THE PROBLEM
Below are some records. Pull every line that contains the word "Water".

------------------------------------------------------------

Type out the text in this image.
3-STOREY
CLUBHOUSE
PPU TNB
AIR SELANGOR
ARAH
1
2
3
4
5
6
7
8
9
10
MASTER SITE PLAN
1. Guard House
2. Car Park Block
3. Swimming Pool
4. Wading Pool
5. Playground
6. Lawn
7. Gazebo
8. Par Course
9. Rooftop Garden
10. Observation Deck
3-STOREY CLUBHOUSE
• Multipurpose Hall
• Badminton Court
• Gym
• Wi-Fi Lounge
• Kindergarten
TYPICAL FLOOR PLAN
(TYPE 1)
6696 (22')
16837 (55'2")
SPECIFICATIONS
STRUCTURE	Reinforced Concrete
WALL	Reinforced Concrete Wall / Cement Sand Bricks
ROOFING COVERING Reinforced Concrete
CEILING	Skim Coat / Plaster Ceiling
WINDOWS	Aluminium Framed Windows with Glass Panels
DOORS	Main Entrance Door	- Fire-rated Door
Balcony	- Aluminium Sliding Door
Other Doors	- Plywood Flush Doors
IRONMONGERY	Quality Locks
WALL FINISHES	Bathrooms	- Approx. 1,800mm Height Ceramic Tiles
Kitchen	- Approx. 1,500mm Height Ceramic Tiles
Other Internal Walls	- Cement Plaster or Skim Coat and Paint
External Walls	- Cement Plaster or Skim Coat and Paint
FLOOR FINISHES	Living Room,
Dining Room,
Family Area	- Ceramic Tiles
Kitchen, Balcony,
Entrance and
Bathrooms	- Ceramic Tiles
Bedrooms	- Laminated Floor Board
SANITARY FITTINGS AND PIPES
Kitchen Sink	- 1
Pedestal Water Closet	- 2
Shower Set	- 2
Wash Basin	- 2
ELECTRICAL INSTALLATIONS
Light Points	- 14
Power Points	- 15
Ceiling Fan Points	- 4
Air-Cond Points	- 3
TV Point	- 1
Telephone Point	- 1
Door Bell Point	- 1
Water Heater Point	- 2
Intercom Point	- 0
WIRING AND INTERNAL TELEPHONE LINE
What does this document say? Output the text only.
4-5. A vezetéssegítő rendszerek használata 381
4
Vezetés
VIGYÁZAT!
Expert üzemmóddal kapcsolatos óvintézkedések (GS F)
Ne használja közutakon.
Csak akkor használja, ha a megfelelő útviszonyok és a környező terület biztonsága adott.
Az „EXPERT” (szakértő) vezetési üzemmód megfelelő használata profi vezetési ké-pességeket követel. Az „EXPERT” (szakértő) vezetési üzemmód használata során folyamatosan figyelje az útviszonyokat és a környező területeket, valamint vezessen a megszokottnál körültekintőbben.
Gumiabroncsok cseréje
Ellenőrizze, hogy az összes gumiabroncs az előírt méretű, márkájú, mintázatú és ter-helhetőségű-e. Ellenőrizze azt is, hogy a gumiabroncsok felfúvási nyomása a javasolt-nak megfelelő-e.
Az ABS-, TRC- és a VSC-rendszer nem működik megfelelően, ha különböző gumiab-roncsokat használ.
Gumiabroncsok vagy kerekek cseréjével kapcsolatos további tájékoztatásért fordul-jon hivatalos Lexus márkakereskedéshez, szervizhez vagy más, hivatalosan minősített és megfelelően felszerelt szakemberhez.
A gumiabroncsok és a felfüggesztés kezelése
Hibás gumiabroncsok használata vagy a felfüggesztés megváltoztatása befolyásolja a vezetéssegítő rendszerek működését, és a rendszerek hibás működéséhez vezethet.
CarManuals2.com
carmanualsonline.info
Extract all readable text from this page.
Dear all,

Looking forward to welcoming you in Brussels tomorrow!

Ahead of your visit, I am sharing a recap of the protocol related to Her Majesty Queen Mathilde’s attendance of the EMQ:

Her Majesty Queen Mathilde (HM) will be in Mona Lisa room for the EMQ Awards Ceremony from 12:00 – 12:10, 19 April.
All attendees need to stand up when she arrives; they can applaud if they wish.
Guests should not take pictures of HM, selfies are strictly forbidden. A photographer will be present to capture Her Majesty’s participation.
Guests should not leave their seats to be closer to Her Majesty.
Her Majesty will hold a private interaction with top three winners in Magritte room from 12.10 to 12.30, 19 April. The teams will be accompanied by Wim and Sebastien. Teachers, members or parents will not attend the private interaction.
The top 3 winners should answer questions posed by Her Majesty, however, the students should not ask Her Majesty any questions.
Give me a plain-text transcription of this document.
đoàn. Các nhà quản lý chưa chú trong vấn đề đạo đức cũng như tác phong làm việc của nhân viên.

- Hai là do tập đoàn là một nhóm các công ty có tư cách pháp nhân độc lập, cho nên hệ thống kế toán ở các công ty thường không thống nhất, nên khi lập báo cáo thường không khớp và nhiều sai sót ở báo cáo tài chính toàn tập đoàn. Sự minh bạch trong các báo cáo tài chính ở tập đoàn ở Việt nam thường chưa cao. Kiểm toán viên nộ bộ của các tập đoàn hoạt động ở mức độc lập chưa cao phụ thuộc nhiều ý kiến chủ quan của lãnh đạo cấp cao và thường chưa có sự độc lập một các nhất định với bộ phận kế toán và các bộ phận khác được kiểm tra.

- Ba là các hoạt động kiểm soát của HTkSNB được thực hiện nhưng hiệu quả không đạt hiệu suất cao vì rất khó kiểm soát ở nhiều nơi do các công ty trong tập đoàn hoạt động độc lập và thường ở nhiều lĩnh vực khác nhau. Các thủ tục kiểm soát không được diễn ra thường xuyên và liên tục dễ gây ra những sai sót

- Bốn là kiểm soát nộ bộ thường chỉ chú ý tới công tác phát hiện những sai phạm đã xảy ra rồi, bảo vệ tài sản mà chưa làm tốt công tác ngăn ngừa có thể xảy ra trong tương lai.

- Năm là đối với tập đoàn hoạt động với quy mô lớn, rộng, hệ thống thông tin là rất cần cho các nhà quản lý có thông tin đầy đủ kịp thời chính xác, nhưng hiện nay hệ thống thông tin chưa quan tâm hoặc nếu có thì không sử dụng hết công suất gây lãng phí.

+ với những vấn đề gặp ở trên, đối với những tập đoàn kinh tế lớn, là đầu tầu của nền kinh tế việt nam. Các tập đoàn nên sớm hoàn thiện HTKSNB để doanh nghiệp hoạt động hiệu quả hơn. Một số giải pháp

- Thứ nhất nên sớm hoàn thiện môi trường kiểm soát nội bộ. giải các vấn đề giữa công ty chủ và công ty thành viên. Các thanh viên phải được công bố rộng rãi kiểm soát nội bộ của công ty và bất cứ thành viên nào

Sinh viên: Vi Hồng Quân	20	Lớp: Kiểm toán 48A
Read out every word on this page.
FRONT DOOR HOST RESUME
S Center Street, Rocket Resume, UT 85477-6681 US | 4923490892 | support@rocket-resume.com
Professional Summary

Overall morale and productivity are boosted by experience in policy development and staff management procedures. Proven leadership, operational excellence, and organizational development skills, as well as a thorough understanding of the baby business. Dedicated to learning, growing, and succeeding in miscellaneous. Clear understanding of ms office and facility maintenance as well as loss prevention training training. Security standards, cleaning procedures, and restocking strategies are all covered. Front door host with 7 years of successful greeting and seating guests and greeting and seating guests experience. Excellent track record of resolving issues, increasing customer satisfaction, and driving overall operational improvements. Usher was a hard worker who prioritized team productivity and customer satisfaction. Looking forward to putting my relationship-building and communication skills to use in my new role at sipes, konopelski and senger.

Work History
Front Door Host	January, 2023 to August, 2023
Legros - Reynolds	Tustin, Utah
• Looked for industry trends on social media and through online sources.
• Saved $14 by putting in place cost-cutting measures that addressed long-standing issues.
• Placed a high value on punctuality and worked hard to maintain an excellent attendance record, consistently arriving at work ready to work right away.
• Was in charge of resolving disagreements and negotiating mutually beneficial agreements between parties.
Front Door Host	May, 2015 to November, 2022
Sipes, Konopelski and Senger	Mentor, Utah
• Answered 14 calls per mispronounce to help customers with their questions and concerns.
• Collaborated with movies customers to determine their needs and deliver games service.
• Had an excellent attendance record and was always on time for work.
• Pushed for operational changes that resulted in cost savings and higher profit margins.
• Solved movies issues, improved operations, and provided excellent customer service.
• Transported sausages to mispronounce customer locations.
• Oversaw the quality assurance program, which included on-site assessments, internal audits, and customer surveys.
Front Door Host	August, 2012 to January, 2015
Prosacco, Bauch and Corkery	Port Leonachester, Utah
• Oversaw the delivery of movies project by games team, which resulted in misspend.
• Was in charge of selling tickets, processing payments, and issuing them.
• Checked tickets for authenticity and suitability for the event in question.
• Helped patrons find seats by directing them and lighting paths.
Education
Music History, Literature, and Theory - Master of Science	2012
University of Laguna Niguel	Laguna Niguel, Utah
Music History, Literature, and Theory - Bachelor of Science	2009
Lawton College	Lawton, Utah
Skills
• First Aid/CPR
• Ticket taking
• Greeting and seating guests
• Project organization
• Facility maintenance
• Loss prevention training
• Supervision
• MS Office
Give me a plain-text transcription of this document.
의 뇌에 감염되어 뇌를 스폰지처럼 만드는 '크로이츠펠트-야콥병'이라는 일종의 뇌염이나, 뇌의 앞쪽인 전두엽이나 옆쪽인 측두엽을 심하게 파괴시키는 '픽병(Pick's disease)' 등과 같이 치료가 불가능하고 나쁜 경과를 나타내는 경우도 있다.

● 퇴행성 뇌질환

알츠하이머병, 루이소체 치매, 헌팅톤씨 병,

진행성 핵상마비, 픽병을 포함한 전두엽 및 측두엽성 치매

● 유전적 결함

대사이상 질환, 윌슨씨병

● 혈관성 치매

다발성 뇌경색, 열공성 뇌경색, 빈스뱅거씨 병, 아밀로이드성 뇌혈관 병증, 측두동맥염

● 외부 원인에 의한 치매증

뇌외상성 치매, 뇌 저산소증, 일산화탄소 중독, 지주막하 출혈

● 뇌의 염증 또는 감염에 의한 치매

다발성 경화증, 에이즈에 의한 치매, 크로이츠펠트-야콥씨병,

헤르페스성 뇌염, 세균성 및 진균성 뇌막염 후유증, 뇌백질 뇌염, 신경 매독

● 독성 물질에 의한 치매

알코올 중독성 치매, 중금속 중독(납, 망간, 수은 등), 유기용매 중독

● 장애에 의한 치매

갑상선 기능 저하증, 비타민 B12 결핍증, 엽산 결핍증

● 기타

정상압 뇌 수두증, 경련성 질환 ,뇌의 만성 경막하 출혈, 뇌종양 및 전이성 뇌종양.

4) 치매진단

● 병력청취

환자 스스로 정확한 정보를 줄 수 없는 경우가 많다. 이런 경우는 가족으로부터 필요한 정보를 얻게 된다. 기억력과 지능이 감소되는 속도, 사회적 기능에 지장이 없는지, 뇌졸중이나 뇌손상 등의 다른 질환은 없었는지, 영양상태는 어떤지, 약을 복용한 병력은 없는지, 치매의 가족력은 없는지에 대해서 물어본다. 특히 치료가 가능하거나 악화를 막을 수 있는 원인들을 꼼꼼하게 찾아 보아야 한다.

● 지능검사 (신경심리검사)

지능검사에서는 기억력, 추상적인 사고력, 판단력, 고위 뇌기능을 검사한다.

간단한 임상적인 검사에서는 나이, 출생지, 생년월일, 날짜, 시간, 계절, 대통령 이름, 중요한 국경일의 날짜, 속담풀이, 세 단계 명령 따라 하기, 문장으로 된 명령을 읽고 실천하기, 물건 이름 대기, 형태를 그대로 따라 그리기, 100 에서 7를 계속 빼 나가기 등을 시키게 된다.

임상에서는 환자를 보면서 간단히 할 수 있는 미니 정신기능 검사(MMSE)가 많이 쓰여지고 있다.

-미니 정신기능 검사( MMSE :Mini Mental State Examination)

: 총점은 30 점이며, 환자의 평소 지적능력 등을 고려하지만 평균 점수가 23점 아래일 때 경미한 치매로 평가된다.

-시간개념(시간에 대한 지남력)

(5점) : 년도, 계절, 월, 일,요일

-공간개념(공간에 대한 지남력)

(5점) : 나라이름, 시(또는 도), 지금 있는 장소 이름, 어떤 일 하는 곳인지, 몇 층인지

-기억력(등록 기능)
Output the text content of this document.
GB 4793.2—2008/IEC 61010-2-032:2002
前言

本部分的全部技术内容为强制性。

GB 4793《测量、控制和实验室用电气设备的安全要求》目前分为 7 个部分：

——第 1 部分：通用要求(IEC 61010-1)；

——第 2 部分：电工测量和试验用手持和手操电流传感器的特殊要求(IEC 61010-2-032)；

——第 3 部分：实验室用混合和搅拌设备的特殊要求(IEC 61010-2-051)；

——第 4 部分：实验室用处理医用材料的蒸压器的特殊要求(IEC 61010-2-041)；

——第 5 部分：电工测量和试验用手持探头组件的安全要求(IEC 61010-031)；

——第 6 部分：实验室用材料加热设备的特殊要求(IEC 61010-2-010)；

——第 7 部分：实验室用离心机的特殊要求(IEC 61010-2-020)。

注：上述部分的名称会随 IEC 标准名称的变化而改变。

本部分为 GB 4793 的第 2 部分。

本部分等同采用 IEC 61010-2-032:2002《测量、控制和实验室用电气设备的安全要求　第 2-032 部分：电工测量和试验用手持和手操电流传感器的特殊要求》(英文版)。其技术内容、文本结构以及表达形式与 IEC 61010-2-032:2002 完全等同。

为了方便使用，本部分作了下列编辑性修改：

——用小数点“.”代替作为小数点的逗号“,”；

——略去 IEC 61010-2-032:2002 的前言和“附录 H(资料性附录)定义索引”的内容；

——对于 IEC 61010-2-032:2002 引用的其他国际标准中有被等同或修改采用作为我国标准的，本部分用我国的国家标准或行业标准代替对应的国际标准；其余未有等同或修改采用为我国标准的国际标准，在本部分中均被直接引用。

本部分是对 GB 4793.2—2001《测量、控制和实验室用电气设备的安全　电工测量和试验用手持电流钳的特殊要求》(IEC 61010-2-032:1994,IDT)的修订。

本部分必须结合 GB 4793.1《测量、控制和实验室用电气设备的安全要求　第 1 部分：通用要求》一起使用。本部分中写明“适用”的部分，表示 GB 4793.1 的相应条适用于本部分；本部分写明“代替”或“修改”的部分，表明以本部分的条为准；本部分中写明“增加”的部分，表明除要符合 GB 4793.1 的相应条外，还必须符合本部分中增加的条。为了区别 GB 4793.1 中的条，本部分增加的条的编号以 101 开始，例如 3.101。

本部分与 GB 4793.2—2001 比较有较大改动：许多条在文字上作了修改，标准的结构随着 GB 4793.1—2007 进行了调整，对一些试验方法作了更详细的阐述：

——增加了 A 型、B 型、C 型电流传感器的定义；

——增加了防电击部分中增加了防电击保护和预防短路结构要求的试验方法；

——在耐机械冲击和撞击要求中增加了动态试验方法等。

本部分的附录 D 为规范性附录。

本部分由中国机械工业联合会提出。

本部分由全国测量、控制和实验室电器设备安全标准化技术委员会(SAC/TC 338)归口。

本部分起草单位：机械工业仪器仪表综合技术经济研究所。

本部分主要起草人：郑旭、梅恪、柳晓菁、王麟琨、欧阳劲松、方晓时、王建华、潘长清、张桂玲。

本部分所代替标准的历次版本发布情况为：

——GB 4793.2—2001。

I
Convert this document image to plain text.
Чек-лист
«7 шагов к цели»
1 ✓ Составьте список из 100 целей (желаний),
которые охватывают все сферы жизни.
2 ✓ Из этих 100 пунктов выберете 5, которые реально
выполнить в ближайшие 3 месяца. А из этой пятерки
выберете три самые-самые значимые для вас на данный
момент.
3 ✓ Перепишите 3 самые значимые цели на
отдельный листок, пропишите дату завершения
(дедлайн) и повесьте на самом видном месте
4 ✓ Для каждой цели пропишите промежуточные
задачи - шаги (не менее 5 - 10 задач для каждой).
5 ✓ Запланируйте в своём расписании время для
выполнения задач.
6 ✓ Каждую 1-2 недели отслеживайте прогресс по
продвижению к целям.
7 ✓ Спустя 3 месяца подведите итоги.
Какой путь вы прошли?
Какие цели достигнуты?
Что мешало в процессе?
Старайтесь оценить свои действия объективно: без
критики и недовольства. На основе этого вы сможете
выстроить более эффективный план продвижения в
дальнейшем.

------------------------------------------------------------

OUTPUT OF THE TASK
Pedestal Water Closet	- 2
Water Heater Point	- 2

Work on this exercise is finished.